* Written instruction *
Within the listing below, locate all lines containing the word "ПРОФИЛЕЙ". Copy each one.

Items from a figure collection
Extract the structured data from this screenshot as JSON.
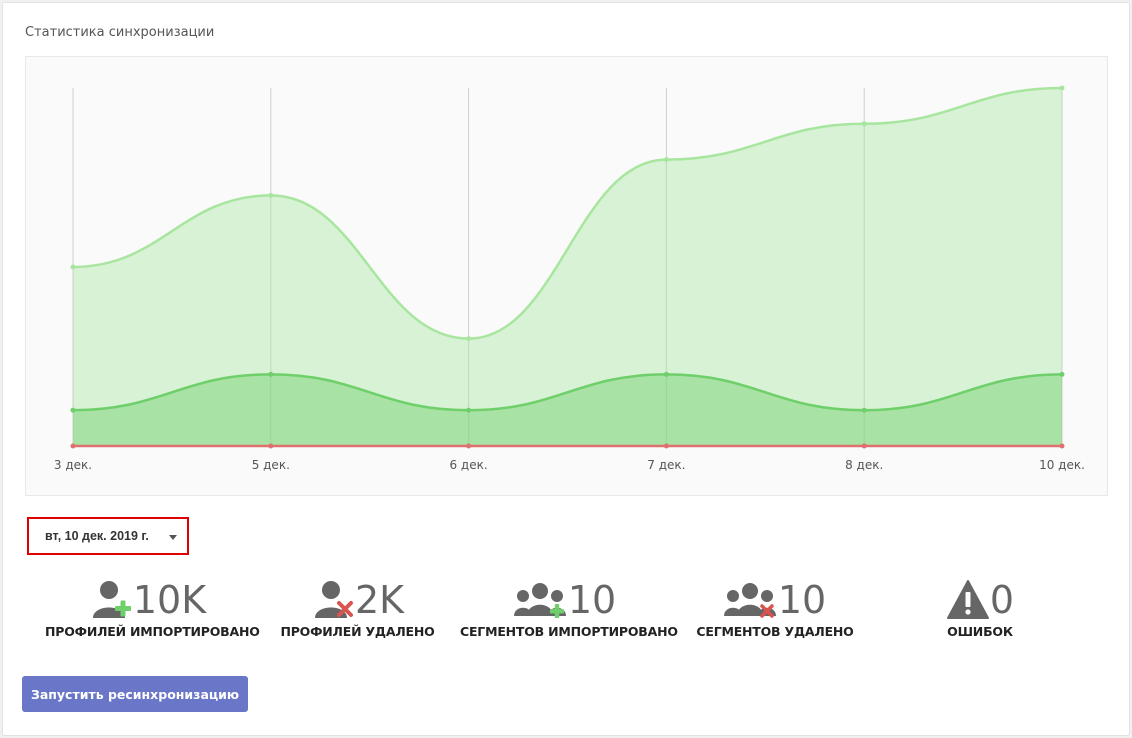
{
  "card": {
    "title": "Статистика синхронизации"
  },
  "chart_data": {
    "type": "area",
    "categories": [
      "3 дек.",
      "5 дек.",
      "6 дек.",
      "7 дек.",
      "8 дек.",
      "10 дек."
    ],
    "series": [
      {
        "values": [
          50,
          70,
          30,
          80,
          90,
          100
        ],
        "color": "#a8e6a0"
      },
      {
        "values": [
          10,
          20,
          10,
          20,
          10,
          20
        ],
        "color": "#6fcf6a"
      },
      {
        "values": [
          0,
          0,
          0,
          0,
          0,
          0
        ],
        "color": "#e07070"
      }
    ],
    "ylim": [
      0,
      100
    ],
    "grid": true
  },
  "date_select": {
    "value": "вт, 10 дек. 2019 г."
  },
  "stats": [
    {
      "value": "10K",
      "label": "ПРОФИЛЕЙ ИМПОРТИРОВАНО",
      "icon": "user-add-icon"
    },
    {
      "value": "2K",
      "label": "ПРОФИЛЕЙ УДАЛЕНО",
      "icon": "user-remove-icon"
    },
    {
      "value": "10",
      "label": "СЕГМЕНТОВ ИМПОРТИРОВАНО",
      "icon": "group-add-icon"
    },
    {
      "value": "10",
      "label": "СЕГМЕНТОВ УДАЛЕНО",
      "icon": "group-remove-icon"
    },
    {
      "value": "0",
      "label": "ОШИБОК",
      "icon": "warning-icon"
    }
  ],
  "resync_button": {
    "label": "Запустить ресинхронизацию"
  }
}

* Solution for this task *
      "label": "ПРОФИЛЕЙ ИМПОРТИРОВАНО",
      "label": "ПРОФИЛЕЙ УДАЛЕНО",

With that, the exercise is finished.